» Excerpted records:
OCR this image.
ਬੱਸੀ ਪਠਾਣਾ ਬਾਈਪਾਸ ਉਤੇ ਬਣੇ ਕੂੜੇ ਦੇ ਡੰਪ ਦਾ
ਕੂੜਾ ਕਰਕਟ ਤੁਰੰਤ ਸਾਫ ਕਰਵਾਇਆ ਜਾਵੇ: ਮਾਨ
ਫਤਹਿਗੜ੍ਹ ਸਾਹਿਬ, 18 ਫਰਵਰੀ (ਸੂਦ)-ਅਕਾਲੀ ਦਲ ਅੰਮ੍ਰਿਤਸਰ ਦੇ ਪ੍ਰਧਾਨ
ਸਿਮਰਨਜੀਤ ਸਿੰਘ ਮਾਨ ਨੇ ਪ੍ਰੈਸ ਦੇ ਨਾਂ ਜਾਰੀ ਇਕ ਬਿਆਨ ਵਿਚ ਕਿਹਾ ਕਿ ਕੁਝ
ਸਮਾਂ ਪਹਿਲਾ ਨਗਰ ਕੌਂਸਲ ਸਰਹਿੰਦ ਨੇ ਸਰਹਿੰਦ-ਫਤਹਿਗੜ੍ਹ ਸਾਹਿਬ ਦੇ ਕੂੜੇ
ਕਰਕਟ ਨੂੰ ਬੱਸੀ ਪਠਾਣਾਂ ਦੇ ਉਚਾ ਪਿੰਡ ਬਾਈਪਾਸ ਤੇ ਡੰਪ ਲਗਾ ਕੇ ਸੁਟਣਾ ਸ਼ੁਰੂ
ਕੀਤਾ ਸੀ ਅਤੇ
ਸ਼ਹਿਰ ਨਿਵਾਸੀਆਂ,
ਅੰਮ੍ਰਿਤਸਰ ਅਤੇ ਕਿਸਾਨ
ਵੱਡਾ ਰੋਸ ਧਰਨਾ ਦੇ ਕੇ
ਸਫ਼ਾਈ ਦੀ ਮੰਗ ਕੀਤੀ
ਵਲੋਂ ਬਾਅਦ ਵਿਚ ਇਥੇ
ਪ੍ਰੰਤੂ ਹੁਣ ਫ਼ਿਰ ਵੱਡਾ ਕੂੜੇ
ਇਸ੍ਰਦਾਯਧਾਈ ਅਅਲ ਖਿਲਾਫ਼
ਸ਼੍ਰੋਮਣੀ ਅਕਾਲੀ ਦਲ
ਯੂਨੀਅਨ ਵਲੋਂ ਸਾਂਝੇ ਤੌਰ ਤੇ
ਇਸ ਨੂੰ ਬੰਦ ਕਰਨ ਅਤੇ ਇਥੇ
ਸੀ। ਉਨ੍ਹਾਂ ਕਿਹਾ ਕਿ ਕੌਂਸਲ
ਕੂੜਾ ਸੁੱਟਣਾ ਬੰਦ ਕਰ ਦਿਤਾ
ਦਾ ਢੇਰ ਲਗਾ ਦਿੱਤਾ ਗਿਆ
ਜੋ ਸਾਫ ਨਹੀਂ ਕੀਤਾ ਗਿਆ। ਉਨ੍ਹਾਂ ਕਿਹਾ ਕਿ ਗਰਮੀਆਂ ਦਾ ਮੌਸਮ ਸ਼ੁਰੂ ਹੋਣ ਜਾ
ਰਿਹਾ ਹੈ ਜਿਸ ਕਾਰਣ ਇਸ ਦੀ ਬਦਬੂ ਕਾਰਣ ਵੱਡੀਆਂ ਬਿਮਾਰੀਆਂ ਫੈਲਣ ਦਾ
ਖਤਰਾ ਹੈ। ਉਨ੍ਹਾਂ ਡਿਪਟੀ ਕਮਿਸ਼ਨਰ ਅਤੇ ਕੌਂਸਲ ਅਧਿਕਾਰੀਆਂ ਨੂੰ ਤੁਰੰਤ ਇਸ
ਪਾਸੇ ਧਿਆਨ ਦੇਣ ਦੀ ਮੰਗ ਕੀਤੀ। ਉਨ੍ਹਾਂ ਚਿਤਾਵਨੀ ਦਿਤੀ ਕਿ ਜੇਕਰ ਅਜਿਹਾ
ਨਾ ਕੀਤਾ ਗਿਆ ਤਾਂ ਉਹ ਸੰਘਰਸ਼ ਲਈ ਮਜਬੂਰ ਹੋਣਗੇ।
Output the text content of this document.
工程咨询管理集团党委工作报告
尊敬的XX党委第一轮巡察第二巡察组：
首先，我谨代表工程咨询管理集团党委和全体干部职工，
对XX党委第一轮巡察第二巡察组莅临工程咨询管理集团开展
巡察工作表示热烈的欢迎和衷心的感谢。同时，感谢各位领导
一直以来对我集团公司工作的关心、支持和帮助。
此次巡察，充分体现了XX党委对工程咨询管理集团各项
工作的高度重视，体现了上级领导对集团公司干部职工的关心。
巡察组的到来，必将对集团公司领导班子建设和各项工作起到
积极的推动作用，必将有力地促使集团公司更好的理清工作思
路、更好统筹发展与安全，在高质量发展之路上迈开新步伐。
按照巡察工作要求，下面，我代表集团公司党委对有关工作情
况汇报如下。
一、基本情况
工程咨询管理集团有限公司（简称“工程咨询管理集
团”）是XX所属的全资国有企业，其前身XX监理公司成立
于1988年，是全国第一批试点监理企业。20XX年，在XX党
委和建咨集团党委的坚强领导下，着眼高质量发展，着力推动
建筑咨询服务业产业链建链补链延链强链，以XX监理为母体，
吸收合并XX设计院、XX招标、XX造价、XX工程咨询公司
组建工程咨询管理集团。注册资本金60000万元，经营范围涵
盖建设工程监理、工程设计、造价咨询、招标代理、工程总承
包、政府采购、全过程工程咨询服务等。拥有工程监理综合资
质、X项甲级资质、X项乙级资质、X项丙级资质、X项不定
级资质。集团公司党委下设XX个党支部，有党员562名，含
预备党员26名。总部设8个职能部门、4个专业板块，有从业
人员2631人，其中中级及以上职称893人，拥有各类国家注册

---

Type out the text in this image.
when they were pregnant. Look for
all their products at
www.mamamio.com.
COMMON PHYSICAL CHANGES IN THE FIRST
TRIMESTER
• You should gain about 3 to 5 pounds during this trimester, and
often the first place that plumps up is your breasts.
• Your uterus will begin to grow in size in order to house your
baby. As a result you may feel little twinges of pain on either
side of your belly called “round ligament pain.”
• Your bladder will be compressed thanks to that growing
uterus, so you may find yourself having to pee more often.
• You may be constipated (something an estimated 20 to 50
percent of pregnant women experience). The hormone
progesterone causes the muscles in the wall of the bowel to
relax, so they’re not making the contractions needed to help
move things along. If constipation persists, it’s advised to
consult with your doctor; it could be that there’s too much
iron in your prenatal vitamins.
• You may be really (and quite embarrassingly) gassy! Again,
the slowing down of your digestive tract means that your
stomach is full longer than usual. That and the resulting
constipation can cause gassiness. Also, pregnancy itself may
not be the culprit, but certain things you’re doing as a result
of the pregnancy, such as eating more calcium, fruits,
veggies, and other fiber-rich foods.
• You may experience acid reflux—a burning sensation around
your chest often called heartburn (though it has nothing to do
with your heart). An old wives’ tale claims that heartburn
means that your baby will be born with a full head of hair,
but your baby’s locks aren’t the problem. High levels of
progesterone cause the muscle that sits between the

==

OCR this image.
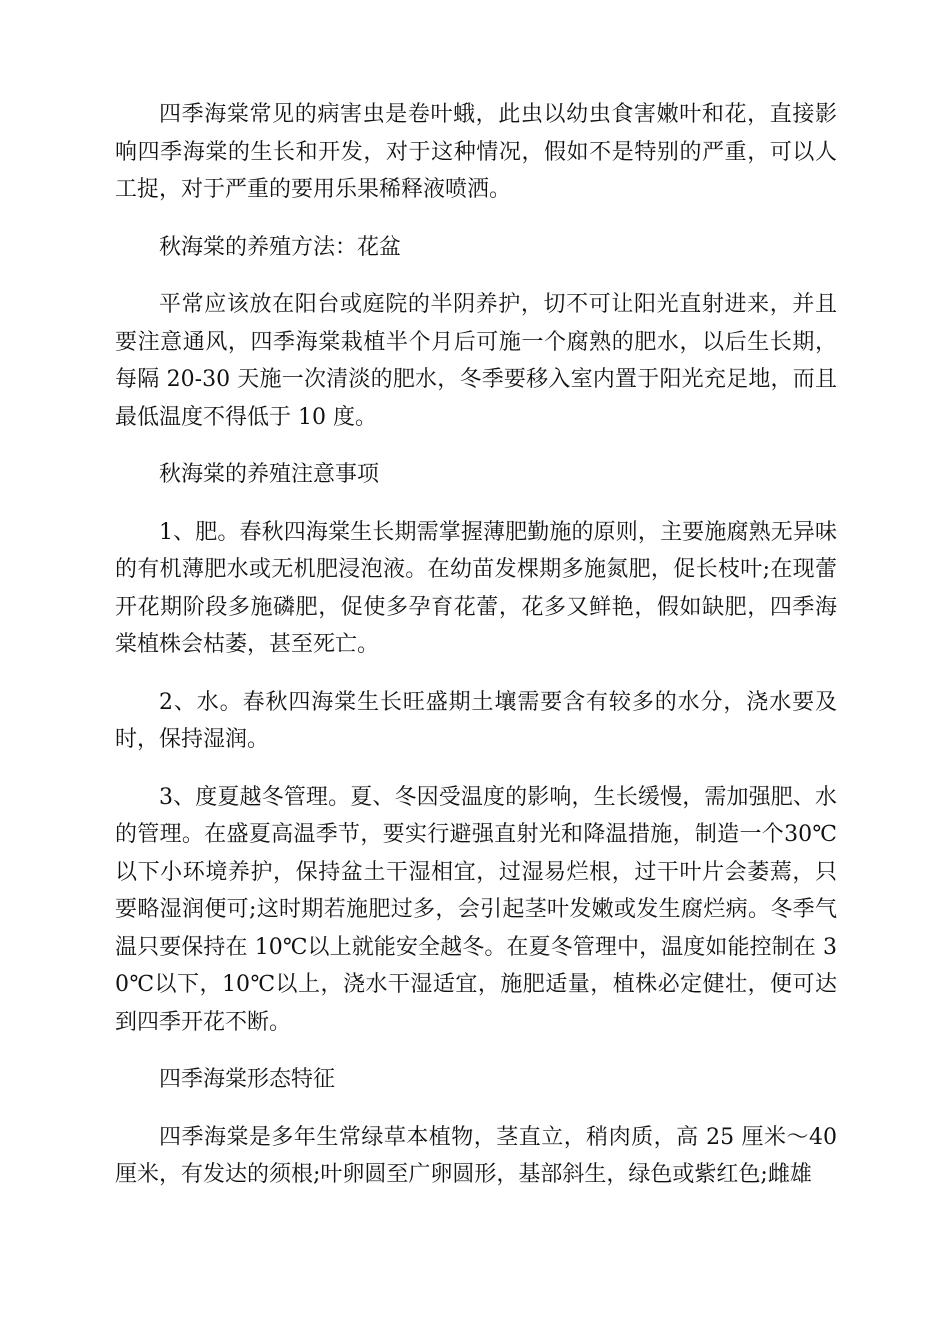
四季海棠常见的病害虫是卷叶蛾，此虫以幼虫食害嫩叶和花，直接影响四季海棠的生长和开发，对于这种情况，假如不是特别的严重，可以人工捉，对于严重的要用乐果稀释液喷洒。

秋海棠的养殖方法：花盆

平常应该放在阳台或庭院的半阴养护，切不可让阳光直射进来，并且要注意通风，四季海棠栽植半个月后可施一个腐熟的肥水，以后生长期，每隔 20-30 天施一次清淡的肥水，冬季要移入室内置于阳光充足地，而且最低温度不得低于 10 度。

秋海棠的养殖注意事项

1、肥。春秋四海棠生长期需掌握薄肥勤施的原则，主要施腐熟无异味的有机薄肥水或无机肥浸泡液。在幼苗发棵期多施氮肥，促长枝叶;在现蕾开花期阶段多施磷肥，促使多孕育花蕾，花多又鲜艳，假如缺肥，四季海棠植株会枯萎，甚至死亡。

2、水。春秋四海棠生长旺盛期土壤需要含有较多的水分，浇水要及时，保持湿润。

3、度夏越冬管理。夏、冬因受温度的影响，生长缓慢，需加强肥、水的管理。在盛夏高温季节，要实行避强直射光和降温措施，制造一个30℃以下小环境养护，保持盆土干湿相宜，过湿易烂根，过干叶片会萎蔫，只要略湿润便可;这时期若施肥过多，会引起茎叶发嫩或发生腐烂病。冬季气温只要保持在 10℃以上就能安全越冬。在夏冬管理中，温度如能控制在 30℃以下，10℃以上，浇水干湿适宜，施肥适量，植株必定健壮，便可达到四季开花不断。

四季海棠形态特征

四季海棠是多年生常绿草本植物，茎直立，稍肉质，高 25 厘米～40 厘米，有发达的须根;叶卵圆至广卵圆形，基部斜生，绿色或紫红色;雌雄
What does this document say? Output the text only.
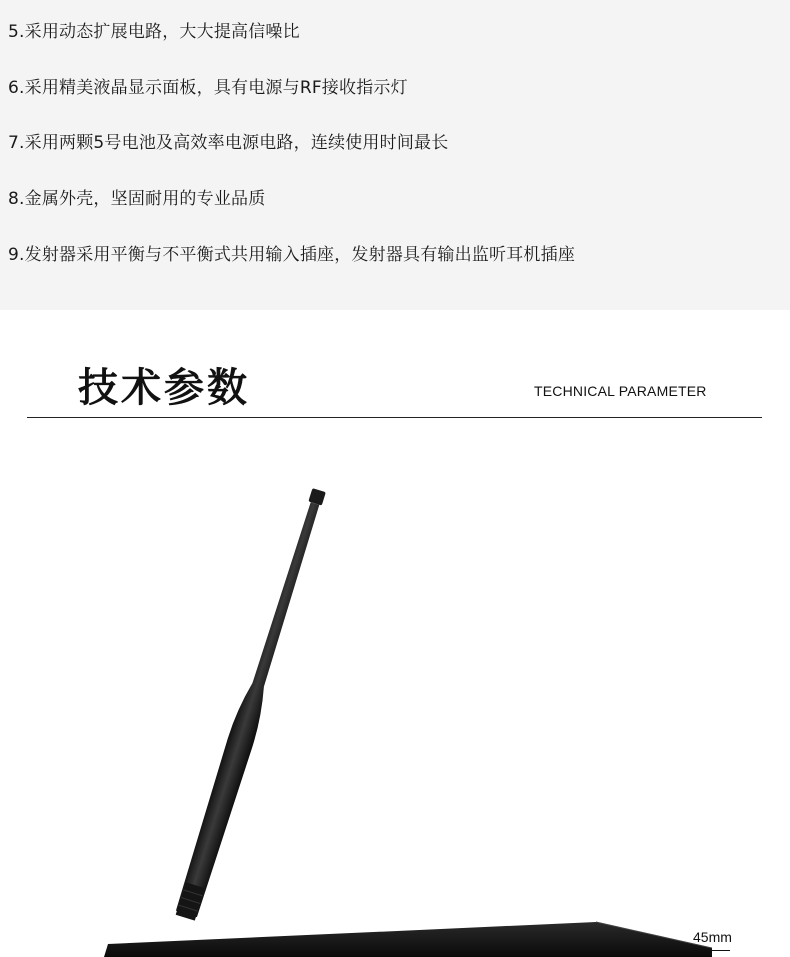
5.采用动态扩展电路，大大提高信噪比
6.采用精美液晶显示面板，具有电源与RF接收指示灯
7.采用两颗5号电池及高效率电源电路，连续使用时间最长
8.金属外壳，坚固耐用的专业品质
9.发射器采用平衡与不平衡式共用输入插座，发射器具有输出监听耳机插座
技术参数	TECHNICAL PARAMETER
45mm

» To do:
List all lines holding the string "will".

» Solution for this problem:
• Your uterus will begin to grow in size in order to house your
• Your bladder will be compressed thanks to that growing
means that your baby will be born with a full head of hair,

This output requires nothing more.